▸ OBJECTIVE
Give the number of lines in the data that hold the string "xlabel". Nothing else is needed.

### INPUT ###

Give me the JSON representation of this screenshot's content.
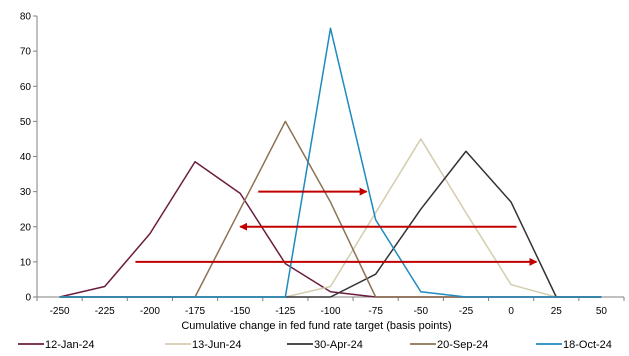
{
  "chart_data": {
    "type": "line",
    "title": "",
    "xlabel": "Cumulative change in fed fund rate target (basis points)",
    "ylabel": "",
    "x": [
      -250,
      -225,
      -200,
      -175,
      -150,
      -125,
      -100,
      -75,
      -50,
      -25,
      0,
      25,
      50
    ],
    "x_tick_labels": [
      "-250",
      "-225",
      "-200",
      "-175",
      "-150",
      "-125",
      "-100",
      "-75",
      "-50",
      "-25",
      "0",
      "25",
      "50"
    ],
    "xlim": [
      -262.5,
      62.5
    ],
    "ylim": [
      0,
      80
    ],
    "y_ticks": [
      0,
      10,
      20,
      30,
      40,
      50,
      60,
      70,
      80
    ],
    "grid": false,
    "legend_position": "bottom",
    "series": [
      {
        "name": "12-Jan-24",
        "color": "#6b1d3f",
        "values": [
          0,
          3,
          18,
          38.5,
          29.5,
          9.5,
          1.5,
          0,
          0,
          0,
          0,
          0,
          0
        ]
      },
      {
        "name": "13-Jun-24",
        "color": "#d4cdb0",
        "values": [
          0,
          0,
          0,
          0,
          0,
          0,
          3,
          24,
          45,
          24,
          3.5,
          0,
          0
        ]
      },
      {
        "name": "30-Apr-24",
        "color": "#333333",
        "values": [
          0,
          0,
          0,
          0,
          0,
          0,
          0,
          6.5,
          25,
          41.5,
          27,
          0,
          0
        ]
      },
      {
        "name": "20-Sep-24",
        "color": "#8b7355",
        "values": [
          0,
          0,
          0,
          0,
          25,
          50,
          27,
          0,
          0,
          0,
          0,
          0,
          0
        ]
      },
      {
        "name": "18-Oct-24",
        "color": "#1f8ac0",
        "values": [
          0,
          0,
          0,
          0,
          0,
          0,
          76.5,
          22,
          1.5,
          0,
          0,
          0,
          0
        ]
      }
    ],
    "annotations": [
      {
        "kind": "arrow",
        "color": "#c00000",
        "x_from": -140,
        "x_to": -80,
        "y": 30
      },
      {
        "kind": "arrow",
        "color": "#c00000",
        "x_from": 3,
        "x_to": -150,
        "y": 20
      },
      {
        "kind": "arrow",
        "color": "#c00000",
        "x_from": -208,
        "x_to": 14,
        "y": 10
      }
    ]
  }
}
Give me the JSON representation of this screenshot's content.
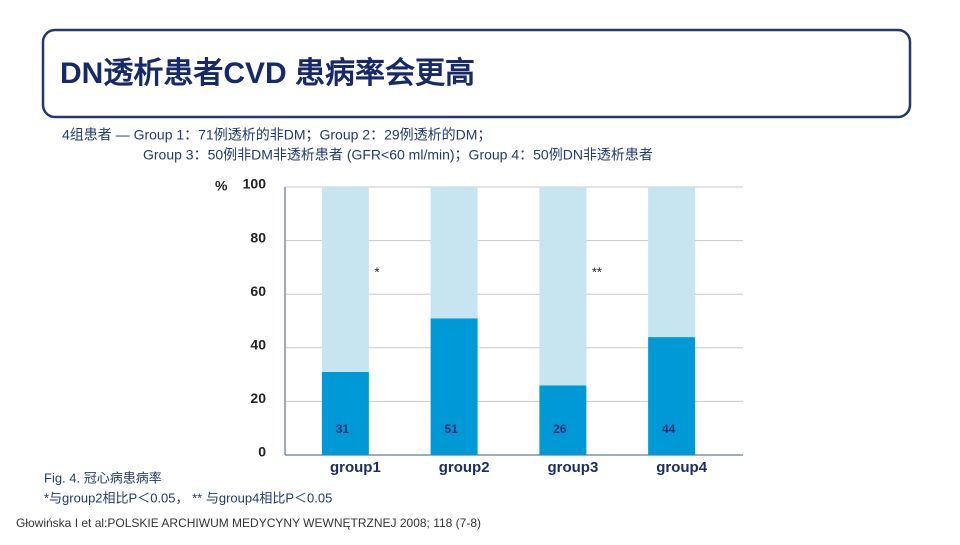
{
  "title": "DN透析患者CVD 患病率会更高",
  "subtitle": [
    "4组患者 — Group 1：71例透析的非DM；Group 2：29例透析的DM；",
    "Group 3：50例非DM非透析患者 (GFR<60 ml/min)；Group 4：50例DN非透析患者"
  ],
  "caption": [
    "Fig. 4. 冠心病患病率",
    "*与group2相比P＜0.05，  ** 与group4相比P＜0.05"
  ],
  "citation": "Głowińska I et al:POLSKIE ARCHIWUM MEDYCYNY WEWNĘTRZNEJ 2008; 118 (7-8)",
  "chart_data": {
    "type": "stacked_bar",
    "y_label": "%",
    "categories": [
      "group1",
      "group2",
      "group3",
      "group4"
    ],
    "series": [
      {
        "color": "#0099d8",
        "values": [
          31,
          51,
          26,
          44
        ]
      },
      {
        "color": "#c7e4f1",
        "values": [
          69,
          49,
          74,
          56
        ]
      }
    ],
    "ylim": [
      0,
      100
    ],
    "yticks": [
      0,
      20,
      40,
      60,
      80,
      100
    ],
    "grid": true,
    "annotations": [
      {
        "text": "*",
        "category": 0
      },
      {
        "text": "**",
        "category": 2
      }
    ]
  }
}
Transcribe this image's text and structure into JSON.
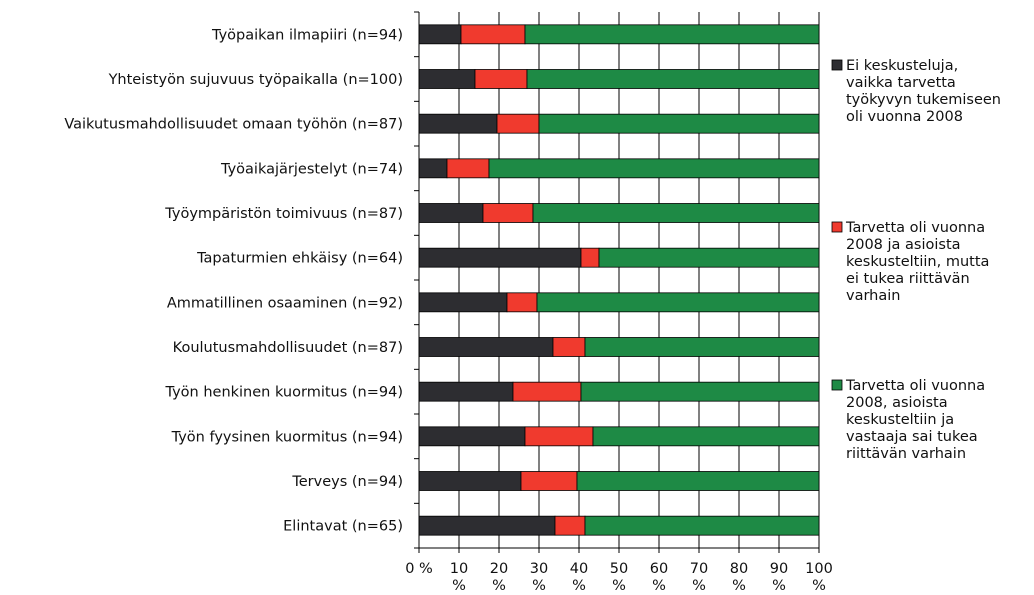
{
  "chart_data": {
    "type": "bar",
    "stacked": true,
    "orientation": "horizontal",
    "categories": [
      "Työpaikan ilmapiiri (n=94)",
      "Yhteistyön sujuvuus työpaikalla (n=100)",
      "Vaikutusmahdollisuudet omaan työhön (n=87)",
      "Työaikajärjestelyt (n=74)",
      "Työympäristön toimivuus (n=87)",
      "Tapaturmien ehkäisy (n=64)",
      "Ammatillinen osaaminen (n=92)",
      "Koulutusmahdollisuudet (n=87)",
      "Työn henkinen kuormitus (n=94)",
      "Työn fyysinen kuormitus (n=94)",
      "Terveys (n=94)",
      "Elintavat (n=65)"
    ],
    "series": [
      {
        "name": "Ei keskusteluja, vaikka tarvetta työkyvyn tukemiseen oli vuonna 2008",
        "name_lines": [
          "Ei keskusteluja,",
          "vaikka tarvetta",
          "työkyvyn tukemiseen",
          "oli vuonna 2008"
        ],
        "color": "#2d2d31",
        "values": [
          10.5,
          14,
          19.5,
          7,
          16,
          40.5,
          22,
          33.5,
          23.5,
          26.5,
          25.5,
          34
        ]
      },
      {
        "name": "Tarvetta oli vuonna 2008 ja asioista keskusteltiin, mutta ei tukea riittävän varhain",
        "name_lines": [
          "Tarvetta oli vuonna",
          "2008 ja asioista",
          "keskusteltiin, mutta",
          "ei tukea riittävän",
          "varhain"
        ],
        "color": "#f03a2e",
        "values": [
          16,
          13,
          10.5,
          10.5,
          12.5,
          4.5,
          7.5,
          8,
          17,
          17,
          14,
          7.5
        ]
      },
      {
        "name": "Tarvetta oli vuonna 2008, asioista keskusteltiin ja vastaaja sai tukea riittävän varhain",
        "name_lines": [
          "Tarvetta oli vuonna",
          "2008, asioista",
          "keskusteltiin ja",
          "vastaaja sai tukea",
          "riittävän varhain"
        ],
        "color": "#1e8a45",
        "values": [
          73.5,
          73,
          70,
          82.5,
          71.5,
          55,
          70.5,
          58.5,
          59.5,
          56.5,
          60.5,
          58.5
        ]
      }
    ],
    "x_ticks": [
      {
        "value": 0,
        "lines": [
          "0 %"
        ]
      },
      {
        "value": 10,
        "lines": [
          "10",
          "%"
        ]
      },
      {
        "value": 20,
        "lines": [
          "20",
          "%"
        ]
      },
      {
        "value": 30,
        "lines": [
          "30",
          "%"
        ]
      },
      {
        "value": 40,
        "lines": [
          "40",
          "%"
        ]
      },
      {
        "value": 50,
        "lines": [
          "50",
          "%"
        ]
      },
      {
        "value": 60,
        "lines": [
          "60",
          "%"
        ]
      },
      {
        "value": 70,
        "lines": [
          "70",
          "%"
        ]
      },
      {
        "value": 80,
        "lines": [
          "80",
          "%"
        ]
      },
      {
        "value": 90,
        "lines": [
          "90",
          "%"
        ]
      },
      {
        "value": 100,
        "lines": [
          "100",
          "%"
        ]
      }
    ],
    "xlim": [
      0,
      100
    ],
    "grid": true,
    "legend_position": "right",
    "title": "",
    "xlabel": "",
    "ylabel": ""
  }
}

###

▸ ANSWER TO THE PROBLEM
2